### Task to carry out
Search the material for the string "Materias", then return every line where it is found.

— START OF Data excerpts —

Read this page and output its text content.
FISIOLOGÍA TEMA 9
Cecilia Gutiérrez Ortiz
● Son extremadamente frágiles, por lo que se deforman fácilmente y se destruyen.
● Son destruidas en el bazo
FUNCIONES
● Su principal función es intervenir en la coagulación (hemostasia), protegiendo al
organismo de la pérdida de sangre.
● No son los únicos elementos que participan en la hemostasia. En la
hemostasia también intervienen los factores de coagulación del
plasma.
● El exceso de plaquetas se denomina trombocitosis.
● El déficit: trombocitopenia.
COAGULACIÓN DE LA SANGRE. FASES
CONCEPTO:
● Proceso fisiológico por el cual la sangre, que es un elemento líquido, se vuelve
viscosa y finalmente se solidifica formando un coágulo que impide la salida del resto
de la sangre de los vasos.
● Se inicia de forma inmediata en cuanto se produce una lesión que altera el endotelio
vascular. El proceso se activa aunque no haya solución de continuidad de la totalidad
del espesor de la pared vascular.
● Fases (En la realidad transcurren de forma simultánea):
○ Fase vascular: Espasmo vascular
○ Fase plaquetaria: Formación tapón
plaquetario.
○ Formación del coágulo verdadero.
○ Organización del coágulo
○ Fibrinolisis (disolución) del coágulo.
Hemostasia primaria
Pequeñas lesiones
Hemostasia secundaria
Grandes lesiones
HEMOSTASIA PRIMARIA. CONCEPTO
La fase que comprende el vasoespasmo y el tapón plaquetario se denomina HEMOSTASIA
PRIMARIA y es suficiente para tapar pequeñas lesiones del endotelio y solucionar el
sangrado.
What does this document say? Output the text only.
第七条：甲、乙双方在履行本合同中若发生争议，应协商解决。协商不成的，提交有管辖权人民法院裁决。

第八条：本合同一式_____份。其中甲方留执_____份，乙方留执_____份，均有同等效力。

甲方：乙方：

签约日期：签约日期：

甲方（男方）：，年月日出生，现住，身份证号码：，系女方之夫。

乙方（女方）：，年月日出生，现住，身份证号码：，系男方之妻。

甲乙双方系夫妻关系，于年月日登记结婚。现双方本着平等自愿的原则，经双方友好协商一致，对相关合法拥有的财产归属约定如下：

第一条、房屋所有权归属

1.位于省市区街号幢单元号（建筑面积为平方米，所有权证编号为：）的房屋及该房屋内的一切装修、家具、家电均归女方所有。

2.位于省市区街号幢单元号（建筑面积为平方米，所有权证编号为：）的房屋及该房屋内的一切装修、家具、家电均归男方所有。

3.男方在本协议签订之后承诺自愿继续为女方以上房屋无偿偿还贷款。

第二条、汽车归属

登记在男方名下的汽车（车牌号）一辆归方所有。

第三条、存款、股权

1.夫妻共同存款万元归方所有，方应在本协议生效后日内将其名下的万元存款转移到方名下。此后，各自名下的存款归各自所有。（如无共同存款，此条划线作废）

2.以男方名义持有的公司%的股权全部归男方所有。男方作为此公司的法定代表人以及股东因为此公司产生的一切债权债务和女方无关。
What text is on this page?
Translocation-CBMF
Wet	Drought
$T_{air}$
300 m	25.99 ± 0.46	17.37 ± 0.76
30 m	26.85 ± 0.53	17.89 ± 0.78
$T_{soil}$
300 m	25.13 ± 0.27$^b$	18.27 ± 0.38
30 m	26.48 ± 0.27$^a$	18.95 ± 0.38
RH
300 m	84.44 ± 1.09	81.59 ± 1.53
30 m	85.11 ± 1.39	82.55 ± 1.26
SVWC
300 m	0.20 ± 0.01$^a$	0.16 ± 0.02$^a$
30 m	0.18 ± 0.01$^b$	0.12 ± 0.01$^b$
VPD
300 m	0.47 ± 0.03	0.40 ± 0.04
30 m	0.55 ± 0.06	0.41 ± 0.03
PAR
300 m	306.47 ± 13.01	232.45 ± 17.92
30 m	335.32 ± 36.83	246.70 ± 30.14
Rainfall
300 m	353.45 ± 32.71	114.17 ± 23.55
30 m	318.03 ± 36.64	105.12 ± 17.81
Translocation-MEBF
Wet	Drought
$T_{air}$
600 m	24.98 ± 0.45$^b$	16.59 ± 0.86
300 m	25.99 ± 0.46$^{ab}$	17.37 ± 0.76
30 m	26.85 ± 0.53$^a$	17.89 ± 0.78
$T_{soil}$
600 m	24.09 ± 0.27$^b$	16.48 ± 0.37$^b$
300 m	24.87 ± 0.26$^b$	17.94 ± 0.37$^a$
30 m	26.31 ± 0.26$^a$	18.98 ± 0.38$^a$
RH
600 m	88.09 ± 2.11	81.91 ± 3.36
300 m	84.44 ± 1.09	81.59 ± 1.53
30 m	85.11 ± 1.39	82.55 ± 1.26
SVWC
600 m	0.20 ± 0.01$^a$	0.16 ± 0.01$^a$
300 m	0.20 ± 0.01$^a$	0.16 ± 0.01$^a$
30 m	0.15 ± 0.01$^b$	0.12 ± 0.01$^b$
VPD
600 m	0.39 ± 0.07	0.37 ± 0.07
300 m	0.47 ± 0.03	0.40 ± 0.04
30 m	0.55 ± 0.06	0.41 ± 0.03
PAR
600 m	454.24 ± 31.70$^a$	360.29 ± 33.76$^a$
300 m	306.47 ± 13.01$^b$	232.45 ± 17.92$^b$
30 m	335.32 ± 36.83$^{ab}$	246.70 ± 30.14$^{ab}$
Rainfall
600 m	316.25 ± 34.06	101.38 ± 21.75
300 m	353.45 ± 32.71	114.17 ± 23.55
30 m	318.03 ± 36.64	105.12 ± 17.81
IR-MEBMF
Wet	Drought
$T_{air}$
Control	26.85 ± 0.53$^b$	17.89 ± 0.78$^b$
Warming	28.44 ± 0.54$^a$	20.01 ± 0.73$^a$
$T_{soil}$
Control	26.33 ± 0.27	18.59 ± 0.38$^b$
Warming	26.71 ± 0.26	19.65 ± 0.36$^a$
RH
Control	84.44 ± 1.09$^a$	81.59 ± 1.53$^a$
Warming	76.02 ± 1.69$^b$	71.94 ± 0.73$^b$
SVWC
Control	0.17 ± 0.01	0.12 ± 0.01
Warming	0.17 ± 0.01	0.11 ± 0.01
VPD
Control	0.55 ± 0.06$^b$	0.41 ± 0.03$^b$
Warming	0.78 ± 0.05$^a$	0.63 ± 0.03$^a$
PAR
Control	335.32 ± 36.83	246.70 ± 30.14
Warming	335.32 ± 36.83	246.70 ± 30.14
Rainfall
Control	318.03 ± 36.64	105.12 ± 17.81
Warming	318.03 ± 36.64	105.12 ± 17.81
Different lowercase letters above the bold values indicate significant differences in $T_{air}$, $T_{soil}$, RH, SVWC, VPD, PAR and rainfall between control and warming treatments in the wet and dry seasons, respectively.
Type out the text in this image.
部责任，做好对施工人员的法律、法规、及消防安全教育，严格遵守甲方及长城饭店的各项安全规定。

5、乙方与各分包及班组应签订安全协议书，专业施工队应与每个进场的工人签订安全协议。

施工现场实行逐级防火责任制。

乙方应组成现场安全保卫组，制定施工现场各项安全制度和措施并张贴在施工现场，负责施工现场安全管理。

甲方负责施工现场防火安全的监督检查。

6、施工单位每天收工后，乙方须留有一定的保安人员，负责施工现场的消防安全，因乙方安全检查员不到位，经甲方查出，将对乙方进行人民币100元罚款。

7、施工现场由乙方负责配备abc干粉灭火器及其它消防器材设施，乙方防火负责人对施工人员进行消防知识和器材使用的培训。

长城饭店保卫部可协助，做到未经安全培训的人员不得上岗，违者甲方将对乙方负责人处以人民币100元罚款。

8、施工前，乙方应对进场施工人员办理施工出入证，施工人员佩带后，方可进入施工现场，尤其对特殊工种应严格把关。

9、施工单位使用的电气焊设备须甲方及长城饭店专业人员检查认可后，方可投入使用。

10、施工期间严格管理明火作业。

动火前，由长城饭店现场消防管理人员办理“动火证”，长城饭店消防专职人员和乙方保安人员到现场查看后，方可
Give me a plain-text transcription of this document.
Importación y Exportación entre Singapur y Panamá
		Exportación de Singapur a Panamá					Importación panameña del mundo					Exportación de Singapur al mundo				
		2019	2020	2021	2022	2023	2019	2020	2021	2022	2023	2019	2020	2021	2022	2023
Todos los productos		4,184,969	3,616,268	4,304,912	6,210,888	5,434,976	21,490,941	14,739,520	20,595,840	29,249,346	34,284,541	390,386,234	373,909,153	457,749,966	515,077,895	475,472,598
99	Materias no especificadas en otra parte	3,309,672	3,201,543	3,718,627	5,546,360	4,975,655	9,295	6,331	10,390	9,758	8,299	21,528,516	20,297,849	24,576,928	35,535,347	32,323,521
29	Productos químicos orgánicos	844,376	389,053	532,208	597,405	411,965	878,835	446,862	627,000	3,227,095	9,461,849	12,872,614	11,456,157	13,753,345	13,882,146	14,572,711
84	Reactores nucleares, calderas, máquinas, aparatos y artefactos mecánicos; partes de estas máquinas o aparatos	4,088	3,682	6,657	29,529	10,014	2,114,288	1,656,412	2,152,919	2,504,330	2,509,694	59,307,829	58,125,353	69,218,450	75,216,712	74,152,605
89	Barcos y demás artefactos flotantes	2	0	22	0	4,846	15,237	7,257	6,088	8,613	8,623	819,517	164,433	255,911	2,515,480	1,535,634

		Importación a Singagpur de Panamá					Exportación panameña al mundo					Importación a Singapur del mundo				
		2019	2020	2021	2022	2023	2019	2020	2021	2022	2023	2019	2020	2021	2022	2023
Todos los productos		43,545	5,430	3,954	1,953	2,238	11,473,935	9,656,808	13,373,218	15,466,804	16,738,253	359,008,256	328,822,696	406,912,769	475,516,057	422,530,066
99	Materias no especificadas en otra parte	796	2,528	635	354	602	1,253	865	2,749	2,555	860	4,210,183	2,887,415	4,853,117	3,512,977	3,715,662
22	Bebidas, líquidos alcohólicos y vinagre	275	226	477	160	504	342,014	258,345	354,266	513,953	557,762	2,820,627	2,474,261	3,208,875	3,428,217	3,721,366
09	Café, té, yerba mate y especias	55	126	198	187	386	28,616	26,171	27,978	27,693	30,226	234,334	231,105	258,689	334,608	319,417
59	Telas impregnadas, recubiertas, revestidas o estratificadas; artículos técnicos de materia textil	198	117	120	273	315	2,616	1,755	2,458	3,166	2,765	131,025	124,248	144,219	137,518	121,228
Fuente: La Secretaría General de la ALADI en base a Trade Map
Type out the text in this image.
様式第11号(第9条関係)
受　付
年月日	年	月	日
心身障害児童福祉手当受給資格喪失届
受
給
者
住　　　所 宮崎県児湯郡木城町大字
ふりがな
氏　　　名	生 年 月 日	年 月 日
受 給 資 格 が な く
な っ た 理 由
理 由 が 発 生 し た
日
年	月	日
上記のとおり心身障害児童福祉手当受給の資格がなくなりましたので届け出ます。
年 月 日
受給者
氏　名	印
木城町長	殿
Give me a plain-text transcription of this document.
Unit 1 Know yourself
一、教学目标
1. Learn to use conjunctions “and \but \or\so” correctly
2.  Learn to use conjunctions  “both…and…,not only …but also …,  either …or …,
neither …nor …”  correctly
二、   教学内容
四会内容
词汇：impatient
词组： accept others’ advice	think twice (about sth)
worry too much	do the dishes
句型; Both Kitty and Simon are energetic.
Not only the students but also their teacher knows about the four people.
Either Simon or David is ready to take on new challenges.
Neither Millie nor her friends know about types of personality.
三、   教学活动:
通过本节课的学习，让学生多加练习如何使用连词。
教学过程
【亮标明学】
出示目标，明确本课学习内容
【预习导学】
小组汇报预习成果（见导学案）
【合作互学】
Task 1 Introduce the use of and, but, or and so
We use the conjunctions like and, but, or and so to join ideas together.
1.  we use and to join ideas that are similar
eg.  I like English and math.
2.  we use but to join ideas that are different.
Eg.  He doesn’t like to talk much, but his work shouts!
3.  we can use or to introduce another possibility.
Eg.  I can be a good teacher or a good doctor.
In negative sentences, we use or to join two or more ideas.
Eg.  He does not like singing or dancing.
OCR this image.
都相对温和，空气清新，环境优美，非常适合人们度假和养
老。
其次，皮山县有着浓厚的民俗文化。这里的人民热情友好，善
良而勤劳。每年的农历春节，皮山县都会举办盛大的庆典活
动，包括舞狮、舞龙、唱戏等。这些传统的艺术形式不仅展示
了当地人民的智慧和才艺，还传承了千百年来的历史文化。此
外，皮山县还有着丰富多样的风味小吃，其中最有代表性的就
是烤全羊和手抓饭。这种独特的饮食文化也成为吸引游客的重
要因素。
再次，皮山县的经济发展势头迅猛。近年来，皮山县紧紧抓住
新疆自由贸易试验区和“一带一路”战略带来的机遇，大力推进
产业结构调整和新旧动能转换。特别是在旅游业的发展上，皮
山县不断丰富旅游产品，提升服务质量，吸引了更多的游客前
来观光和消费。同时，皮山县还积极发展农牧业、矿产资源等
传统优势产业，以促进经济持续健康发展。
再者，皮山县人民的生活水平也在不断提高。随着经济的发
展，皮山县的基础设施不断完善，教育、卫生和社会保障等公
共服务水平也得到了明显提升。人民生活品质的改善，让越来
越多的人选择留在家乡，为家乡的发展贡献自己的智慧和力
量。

— END OF Data excerpts —

### Final result
99	Materias no especificadas en otra parte	3,309,672	3,201,543	3,718,627	5,546,360	4,975,655	9,295	6,331	10,390	9,758	8,299	21,528,516	20,297,849	24,576,928	35,535,347	32,323,521
99	Materias no especificadas en otra parte	796	2,528	635	354	602	1,253	865	2,749	2,555	860	4,210,183	2,887,415	4,853,117	3,512,977	3,715,662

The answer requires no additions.